■ TASK REQUIREMENTS ■
Tally the lines that hold the word "this" and reply with that figure only.

※

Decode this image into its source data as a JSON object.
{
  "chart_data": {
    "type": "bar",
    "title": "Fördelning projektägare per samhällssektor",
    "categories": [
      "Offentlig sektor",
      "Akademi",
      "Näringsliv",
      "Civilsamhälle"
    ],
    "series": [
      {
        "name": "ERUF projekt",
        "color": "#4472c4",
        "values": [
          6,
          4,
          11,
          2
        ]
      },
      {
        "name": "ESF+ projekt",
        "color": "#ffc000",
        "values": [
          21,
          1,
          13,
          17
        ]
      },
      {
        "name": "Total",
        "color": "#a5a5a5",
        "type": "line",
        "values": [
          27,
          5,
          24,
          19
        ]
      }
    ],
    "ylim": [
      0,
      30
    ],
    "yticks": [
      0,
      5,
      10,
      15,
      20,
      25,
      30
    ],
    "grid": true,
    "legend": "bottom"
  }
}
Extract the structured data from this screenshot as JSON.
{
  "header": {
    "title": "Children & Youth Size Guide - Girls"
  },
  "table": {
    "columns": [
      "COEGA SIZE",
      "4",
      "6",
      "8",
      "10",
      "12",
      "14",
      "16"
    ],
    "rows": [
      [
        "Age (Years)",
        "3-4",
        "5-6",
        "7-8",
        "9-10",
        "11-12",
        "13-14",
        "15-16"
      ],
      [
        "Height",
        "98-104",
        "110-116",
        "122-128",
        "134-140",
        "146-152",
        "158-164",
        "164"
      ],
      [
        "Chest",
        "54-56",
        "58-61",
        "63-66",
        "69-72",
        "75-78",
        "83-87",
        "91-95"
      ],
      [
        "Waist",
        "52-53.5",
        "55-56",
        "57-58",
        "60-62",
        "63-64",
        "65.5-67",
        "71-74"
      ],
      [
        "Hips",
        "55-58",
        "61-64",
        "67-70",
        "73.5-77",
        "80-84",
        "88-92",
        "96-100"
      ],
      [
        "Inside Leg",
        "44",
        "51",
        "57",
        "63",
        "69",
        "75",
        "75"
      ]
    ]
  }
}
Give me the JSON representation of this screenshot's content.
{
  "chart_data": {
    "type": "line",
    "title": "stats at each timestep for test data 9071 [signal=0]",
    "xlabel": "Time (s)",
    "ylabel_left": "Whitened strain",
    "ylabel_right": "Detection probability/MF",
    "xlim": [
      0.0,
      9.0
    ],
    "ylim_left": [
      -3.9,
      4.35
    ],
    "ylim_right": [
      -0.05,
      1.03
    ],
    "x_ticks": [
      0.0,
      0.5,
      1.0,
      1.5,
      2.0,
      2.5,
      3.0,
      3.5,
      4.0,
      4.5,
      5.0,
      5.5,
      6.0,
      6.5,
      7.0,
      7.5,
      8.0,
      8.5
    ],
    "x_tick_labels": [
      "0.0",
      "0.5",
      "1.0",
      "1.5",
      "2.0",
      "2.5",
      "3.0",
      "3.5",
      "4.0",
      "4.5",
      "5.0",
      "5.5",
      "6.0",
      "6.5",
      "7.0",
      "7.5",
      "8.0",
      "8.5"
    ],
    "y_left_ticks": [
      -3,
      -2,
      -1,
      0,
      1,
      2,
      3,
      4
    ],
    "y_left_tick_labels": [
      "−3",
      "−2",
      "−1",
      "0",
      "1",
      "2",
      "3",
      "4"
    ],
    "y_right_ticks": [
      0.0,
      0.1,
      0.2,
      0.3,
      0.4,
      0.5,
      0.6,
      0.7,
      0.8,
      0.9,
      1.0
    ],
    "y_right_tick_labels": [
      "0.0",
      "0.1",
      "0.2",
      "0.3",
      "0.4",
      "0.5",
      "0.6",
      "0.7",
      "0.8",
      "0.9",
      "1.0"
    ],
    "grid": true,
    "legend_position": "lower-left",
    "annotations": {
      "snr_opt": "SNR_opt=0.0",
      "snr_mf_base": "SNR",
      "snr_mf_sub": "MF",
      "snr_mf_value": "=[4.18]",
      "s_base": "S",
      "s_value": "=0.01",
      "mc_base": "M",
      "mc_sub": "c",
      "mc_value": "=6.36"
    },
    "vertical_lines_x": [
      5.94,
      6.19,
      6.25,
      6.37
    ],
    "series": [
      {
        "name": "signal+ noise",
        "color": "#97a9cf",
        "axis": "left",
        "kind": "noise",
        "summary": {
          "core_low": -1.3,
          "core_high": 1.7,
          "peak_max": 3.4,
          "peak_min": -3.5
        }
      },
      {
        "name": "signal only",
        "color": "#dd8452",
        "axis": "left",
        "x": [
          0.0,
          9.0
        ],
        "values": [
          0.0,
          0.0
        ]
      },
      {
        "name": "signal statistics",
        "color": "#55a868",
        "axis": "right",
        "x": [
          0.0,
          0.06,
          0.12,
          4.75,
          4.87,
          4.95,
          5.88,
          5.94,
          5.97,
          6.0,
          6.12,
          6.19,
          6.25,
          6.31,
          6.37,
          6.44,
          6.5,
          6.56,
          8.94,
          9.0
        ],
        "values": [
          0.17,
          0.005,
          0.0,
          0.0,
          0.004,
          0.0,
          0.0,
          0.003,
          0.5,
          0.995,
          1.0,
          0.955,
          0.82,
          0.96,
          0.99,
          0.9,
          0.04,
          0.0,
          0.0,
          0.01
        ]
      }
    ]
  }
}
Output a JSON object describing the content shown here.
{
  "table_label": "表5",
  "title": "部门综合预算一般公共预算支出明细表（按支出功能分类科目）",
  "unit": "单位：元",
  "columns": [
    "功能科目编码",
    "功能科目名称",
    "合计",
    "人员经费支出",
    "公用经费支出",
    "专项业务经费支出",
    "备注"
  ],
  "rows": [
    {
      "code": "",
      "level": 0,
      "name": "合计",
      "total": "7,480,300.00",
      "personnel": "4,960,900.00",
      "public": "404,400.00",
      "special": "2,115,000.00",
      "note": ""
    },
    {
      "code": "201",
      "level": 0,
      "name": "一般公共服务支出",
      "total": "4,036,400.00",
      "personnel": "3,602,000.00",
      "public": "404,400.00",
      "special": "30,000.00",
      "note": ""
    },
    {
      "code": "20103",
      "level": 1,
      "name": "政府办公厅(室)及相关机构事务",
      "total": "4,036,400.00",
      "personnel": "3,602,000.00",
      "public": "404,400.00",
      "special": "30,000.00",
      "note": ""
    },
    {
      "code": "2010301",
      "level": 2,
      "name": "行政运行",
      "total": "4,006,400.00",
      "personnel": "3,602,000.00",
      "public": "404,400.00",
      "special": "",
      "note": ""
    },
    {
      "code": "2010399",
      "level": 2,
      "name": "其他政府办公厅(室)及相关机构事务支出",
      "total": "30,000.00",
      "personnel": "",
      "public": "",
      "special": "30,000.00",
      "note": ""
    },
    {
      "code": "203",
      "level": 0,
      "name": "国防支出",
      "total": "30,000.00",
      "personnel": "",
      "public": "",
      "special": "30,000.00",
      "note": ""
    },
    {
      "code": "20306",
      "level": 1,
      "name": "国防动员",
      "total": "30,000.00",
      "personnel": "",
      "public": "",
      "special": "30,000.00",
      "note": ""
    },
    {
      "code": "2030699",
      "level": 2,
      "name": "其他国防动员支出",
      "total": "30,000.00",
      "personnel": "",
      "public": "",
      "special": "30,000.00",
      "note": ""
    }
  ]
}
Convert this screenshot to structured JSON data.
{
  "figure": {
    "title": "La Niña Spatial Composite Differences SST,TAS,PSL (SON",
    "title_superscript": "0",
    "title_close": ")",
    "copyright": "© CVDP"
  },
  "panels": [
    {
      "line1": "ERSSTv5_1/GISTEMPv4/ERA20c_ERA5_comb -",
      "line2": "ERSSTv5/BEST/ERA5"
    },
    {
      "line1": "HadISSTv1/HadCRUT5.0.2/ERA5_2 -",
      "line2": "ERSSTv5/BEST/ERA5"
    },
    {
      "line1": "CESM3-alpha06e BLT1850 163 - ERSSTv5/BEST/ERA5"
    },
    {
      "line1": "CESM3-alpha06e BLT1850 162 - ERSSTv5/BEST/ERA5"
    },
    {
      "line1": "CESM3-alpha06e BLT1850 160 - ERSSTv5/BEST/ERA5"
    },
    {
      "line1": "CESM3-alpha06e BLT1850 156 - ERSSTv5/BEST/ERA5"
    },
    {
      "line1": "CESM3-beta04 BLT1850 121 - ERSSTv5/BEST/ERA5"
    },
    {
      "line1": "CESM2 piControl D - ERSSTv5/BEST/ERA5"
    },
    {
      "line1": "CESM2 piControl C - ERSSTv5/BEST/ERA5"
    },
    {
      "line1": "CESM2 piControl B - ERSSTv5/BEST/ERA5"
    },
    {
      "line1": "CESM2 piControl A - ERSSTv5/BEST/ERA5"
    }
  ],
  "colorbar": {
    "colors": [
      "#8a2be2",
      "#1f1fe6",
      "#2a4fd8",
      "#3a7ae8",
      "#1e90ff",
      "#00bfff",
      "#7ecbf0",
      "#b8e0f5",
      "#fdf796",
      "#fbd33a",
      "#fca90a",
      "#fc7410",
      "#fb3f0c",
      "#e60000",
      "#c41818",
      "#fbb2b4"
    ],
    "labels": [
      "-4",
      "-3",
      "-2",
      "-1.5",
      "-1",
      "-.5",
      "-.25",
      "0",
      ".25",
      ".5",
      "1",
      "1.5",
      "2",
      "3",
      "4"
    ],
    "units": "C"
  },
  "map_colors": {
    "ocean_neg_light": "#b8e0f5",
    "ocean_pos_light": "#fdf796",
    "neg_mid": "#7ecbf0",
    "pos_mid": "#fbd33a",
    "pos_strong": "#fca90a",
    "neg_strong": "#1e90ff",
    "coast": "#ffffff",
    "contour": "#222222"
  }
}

※

■ TASK RESPONSE ■
4